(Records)
☆ ☆ ☆

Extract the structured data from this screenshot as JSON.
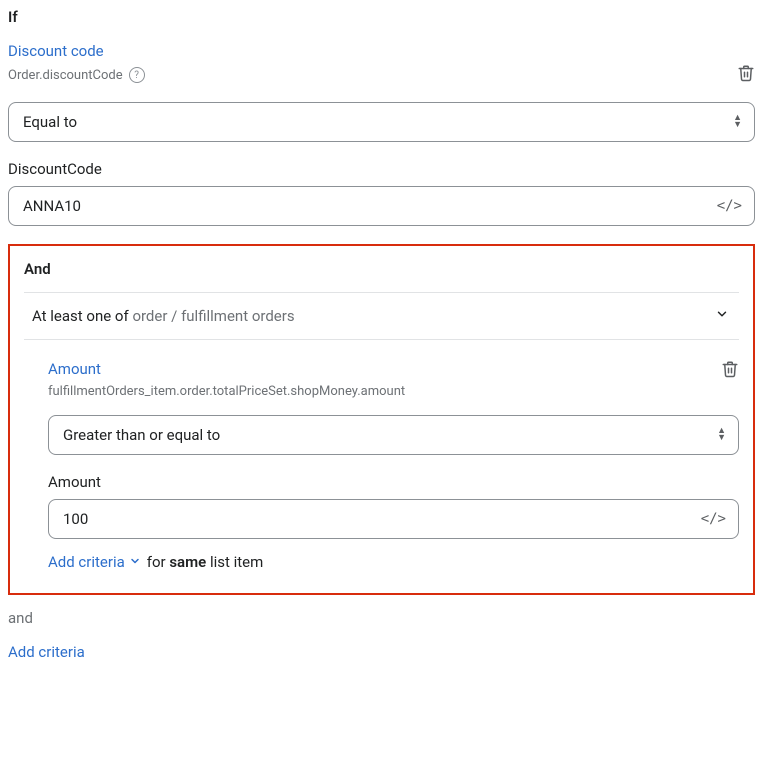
{
  "top": {
    "if_label": "If",
    "discount_code_link": "Discount code",
    "discount_code_path": "Order.discountCode",
    "operator_selected": "Equal to",
    "value_label": "DiscountCode",
    "value_text": "ANNA10"
  },
  "middle": {
    "and_label": "And",
    "collapse_prefix": "At least one of ",
    "collapse_muted": "order / fulfillment orders",
    "amount_link": "Amount",
    "amount_path": "fulfillmentOrders_item.order.totalPriceSet.shopMoney.amount",
    "operator_selected": "Greater than or equal to",
    "value_label": "Amount",
    "value_text": "100",
    "add_criteria": "Add criteria",
    "same_prefix": "for ",
    "same_bold": "same",
    "same_suffix": " list item"
  },
  "bottom": {
    "and_label": "and",
    "add_criteria": "Add criteria"
  }
}
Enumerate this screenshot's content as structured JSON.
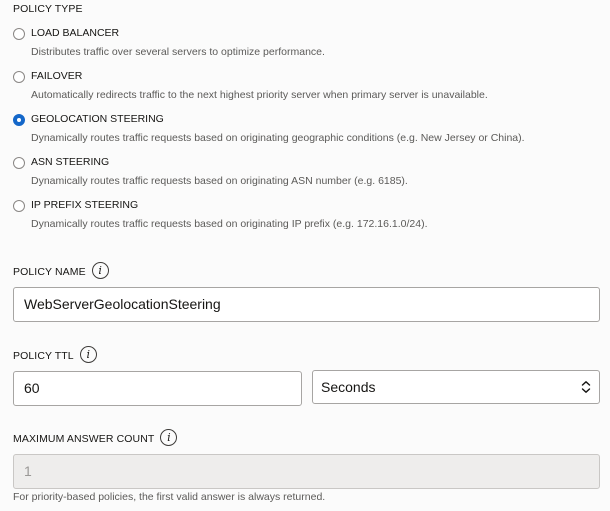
{
  "policy_type": {
    "label": "POLICY TYPE",
    "options": [
      {
        "title": "LOAD BALANCER",
        "description": "Distributes traffic over several servers to optimize performance.",
        "checked": false
      },
      {
        "title": "FAILOVER",
        "description": "Automatically redirects traffic to the next highest priority server when primary server is unavailable.",
        "checked": false
      },
      {
        "title": "GEOLOCATION STEERING",
        "description": "Dynamically routes traffic requests based on originating geographic conditions (e.g. New Jersey or China).",
        "checked": true
      },
      {
        "title": "ASN STEERING",
        "description": "Dynamically routes traffic requests based on originating ASN number (e.g. 6185).",
        "checked": false
      },
      {
        "title": "IP PREFIX STEERING",
        "description": "Dynamically routes traffic requests based on originating IP prefix (e.g. 172.16.1.0/24).",
        "checked": false
      }
    ]
  },
  "policy_name": {
    "label": "POLICY NAME",
    "info_glyph": "i",
    "value": "WebServerGeolocationSteering"
  },
  "policy_ttl": {
    "label": "POLICY TTL",
    "info_glyph": "i",
    "value": "60",
    "unit": "Seconds"
  },
  "max_answer": {
    "label": "MAXIMUM ANSWER COUNT",
    "info_glyph": "i",
    "value": "1",
    "helper": "For priority-based policies, the first valid answer is always returned."
  },
  "colors": {
    "accent": "#1467c9",
    "text": "#161513",
    "muted": "#5b5a58",
    "background": "#fbfbfb"
  }
}
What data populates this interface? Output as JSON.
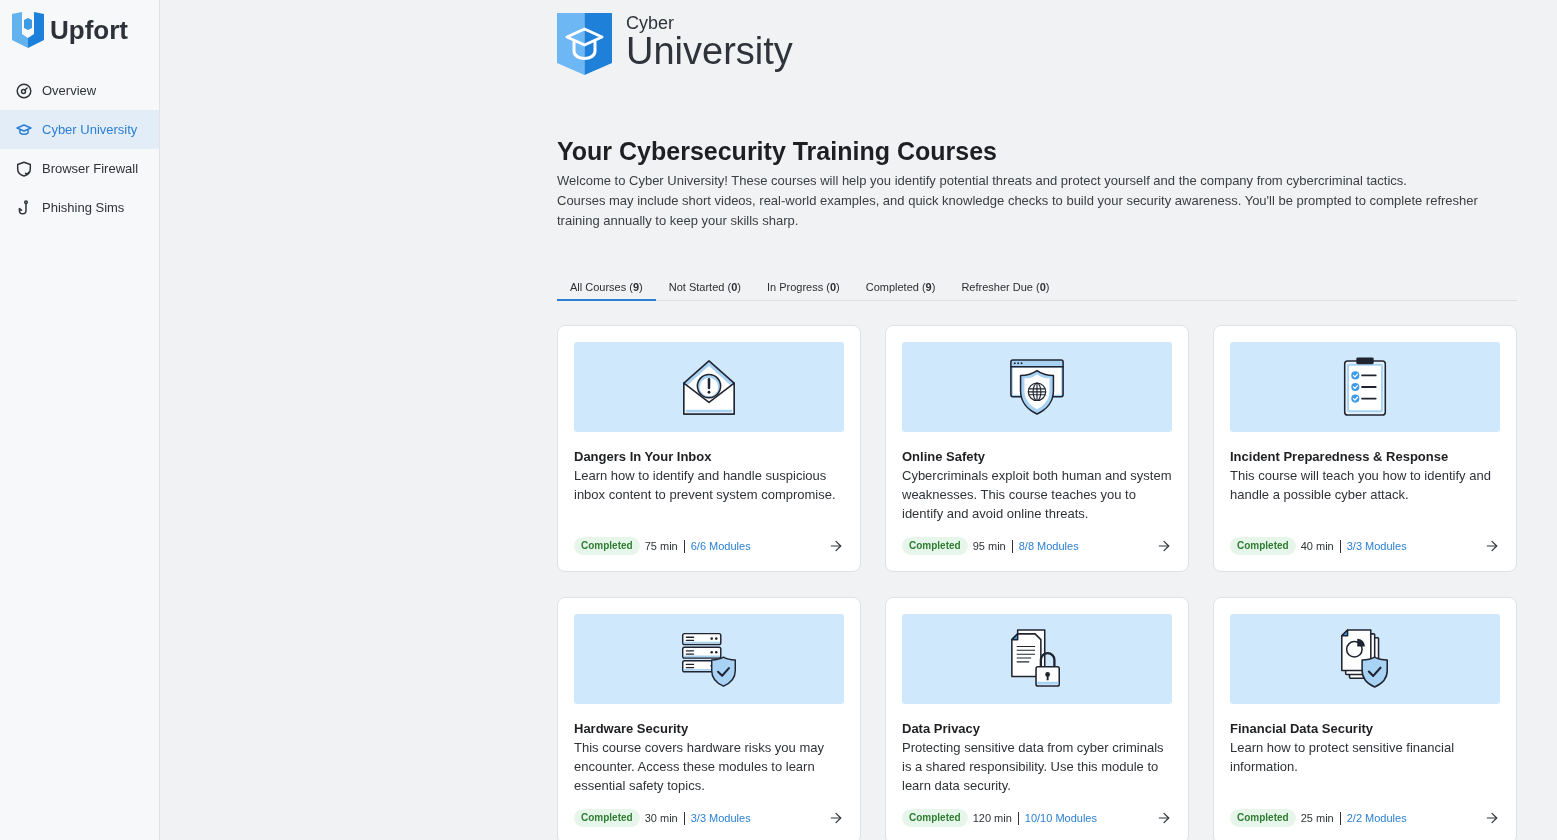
{
  "sidebar": {
    "brand": "Upfort",
    "items": [
      {
        "label": "Overview",
        "selected": false
      },
      {
        "label": "Cyber University",
        "selected": true
      },
      {
        "label": "Browser Firewall",
        "selected": false
      },
      {
        "label": "Phishing Sims",
        "selected": false
      }
    ]
  },
  "header": {
    "logo_top": "Cyber",
    "logo_bottom": "University"
  },
  "title": "Your Cybersecurity Training Courses",
  "intro": [
    "Welcome to Cyber University! These courses will help you identify potential threats and protect yourself and the company from cybercriminal tactics.",
    "Courses may include short videos, real-world examples, and quick knowledge checks to build your security awareness. You'll be prompted to complete refresher training annually to keep your skills sharp."
  ],
  "tabs": [
    {
      "label": "All Courses (**9**)",
      "selected": true
    },
    {
      "label": "Not Started (**0**)",
      "selected": false
    },
    {
      "label": "In Progress (**0**)",
      "selected": false
    },
    {
      "label": "Completed (**9**)",
      "selected": false
    },
    {
      "label": "Refresher Due (**0**)",
      "selected": false
    }
  ],
  "courses": [
    {
      "title": "Dangers In Your Inbox",
      "description": "Learn how to identify and handle suspicious inbox content to prevent system compromise.",
      "status": "Completed",
      "duration": "75 min",
      "modules": "6/6 Modules"
    },
    {
      "title": "Online Safety",
      "description": "Cybercriminals exploit both human and system weaknesses. This course teaches you to identify and avoid online threats.",
      "status": "Completed",
      "duration": "95 min",
      "modules": "8/8 Modules"
    },
    {
      "title": "Incident Preparedness & Response",
      "description": "This course will teach you how to identify and handle a possible cyber attack.",
      "status": "Completed",
      "duration": "40 min",
      "modules": "3/3 Modules"
    },
    {
      "title": "Hardware Security",
      "description": "This course covers hardware risks you may encounter. Access these modules to learn essential safety topics.",
      "status": "Completed",
      "duration": "30 min",
      "modules": "3/3 Modules"
    },
    {
      "title": "Data Privacy",
      "description": "Protecting sensitive data from cyber criminals is a shared responsibility. Use this module to learn data security.",
      "status": "Completed",
      "duration": "120 min",
      "modules": "10/10 Modules"
    },
    {
      "title": "Financial Data Security",
      "description": "Learn how to protect sensitive financial information.",
      "status": "Completed",
      "duration": "25 min",
      "modules": "2/2 Modules"
    }
  ]
}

☆ ☆ ☆

## Exercise description
Pictures are to be left out; repeat all the remaining data exactly.

## Written solution
Extract the structured data from this screenshot as JSON.
{
  "top": {
    "if_label": "If",
    "discount_code_link": "Discount code",
    "discount_code_path": "Order.discountCode",
    "operator_selected": "Equal to",
    "value_label": "DiscountCode",
    "value_text": "ANNA10"
  },
  "middle": {
    "and_label": "And",
    "collapse_prefix": "At least one of ",
    "collapse_muted": "order / fulfillment orders",
    "amount_link": "Amount",
    "amount_path": "fulfillmentOrders_item.order.totalPriceSet.shopMoney.amount",
    "operator_selected": "Greater than or equal to",
    "value_label": "Amount",
    "value_text": "100",
    "add_criteria": "Add criteria",
    "same_prefix": "for ",
    "same_bold": "same",
    "same_suffix": " list item"
  },
  "bottom": {
    "and_label": "and",
    "add_criteria": "Add criteria"
  }
}
Enumerate this screenshot's content as structured JSON.
{
  "policy_type": {
    "label": "POLICY TYPE",
    "options": [
      {
        "title": "LOAD BALANCER",
        "description": "Distributes traffic over several servers to optimize performance.",
        "checked": false
      },
      {
        "title": "FAILOVER",
        "description": "Automatically redirects traffic to the next highest priority server when primary server is unavailable.",
        "checked": false
      },
      {
        "title": "GEOLOCATION STEERING",
        "description": "Dynamically routes traffic requests based on originating geographic conditions (e.g. New Jersey or China).",
        "checked": true
      },
      {
        "title": "ASN STEERING",
        "description": "Dynamically routes traffic requests based on originating ASN number (e.g. 6185).",
        "checked": false
      },
      {
        "title": "IP PREFIX STEERING",
        "description": "Dynamically routes traffic requests based on originating IP prefix (e.g. 172.16.1.0/24).",
        "checked": false
      }
    ]
  },
  "policy_name": {
    "label": "POLICY NAME",
    "info_glyph": "i",
    "value": "WebServerGeolocationSteering"
  },
  "policy_ttl": {
    "label": "POLICY TTL",
    "info_glyph": "i",
    "value": "60",
    "unit": "Seconds"
  },
  "max_answer": {
    "label": "MAXIMUM ANSWER COUNT",
    "info_glyph": "i",
    "value": "1",
    "helper": "For priority-based policies, the first valid answer is always returned."
  },
  "colors": {
    "accent": "#1467c9",
    "text": "#161513",
    "muted": "#5b5a58",
    "background": "#fbfbfb"
  }
}
What data populates this interface? Output as JSON.
{
  "sidebar": {
    "brand": "Upfort",
    "items": [
      {
        "label": "Overview",
        "selected": false
      },
      {
        "label": "Cyber University",
        "selected": true
      },
      {
        "label": "Browser Firewall",
        "selected": false
      },
      {
        "label": "Phishing Sims",
        "selected": false
      }
    ]
  },
  "header": {
    "logo_top": "Cyber",
    "logo_bottom": "University"
  },
  "title": "Your Cybersecurity Training Courses",
  "intro": [
    "Welcome to Cyber University! These courses will help you identify potential threats and protect yourself and the company from cybercriminal tactics.",
    "Courses may include short videos, real-world examples, and quick knowledge checks to build your security awareness. You'll be prompted to complete refresher training annually to keep your skills sharp."
  ],
  "tabs": [
    {
      "label": "All Courses (**9**)",
      "selected": true
    },
    {
      "label": "Not Started (**0**)",
      "selected": false
    },
    {
      "label": "In Progress (**0**)",
      "selected": false
    },
    {
      "label": "Completed (**9**)",
      "selected": false
    },
    {
      "label": "Refresher Due (**0**)",
      "selected": false
    }
  ],
  "courses": [
    {
      "title": "Dangers In Your Inbox",
      "description": "Learn how to identify and handle suspicious inbox content to prevent system compromise.",
      "status": "Completed",
      "duration": "75 min",
      "modules": "6/6 Modules"
    },
    {
      "title": "Online Safety",
      "description": "Cybercriminals exploit both human and system weaknesses. This course teaches you to identify and avoid online threats.",
      "status": "Completed",
      "duration": "95 min",
      "modules": "8/8 Modules"
    },
    {
      "title": "Incident Preparedness & Response",
      "description": "This course will teach you how to identify and handle a possible cyber attack.",
      "status": "Completed",
      "duration": "40 min",
      "modules": "3/3 Modules"
    },
    {
      "title": "Hardware Security",
      "description": "This course covers hardware risks you may encounter. Access these modules to learn essential safety topics.",
      "status": "Completed",
      "duration": "30 min",
      "modules": "3/3 Modules"
    },
    {
      "title": "Data Privacy",
      "description": "Protecting sensitive data from cyber criminals is a shared responsibility. Use this module to learn data security.",
      "status": "Completed",
      "duration": "120 min",
      "modules": "10/10 Modules"
    },
    {
      "title": "Financial Data Security",
      "description": "Learn how to protect sensitive financial information.",
      "status": "Completed",
      "duration": "25 min",
      "modules": "2/2 Modules"
    }
  ]
}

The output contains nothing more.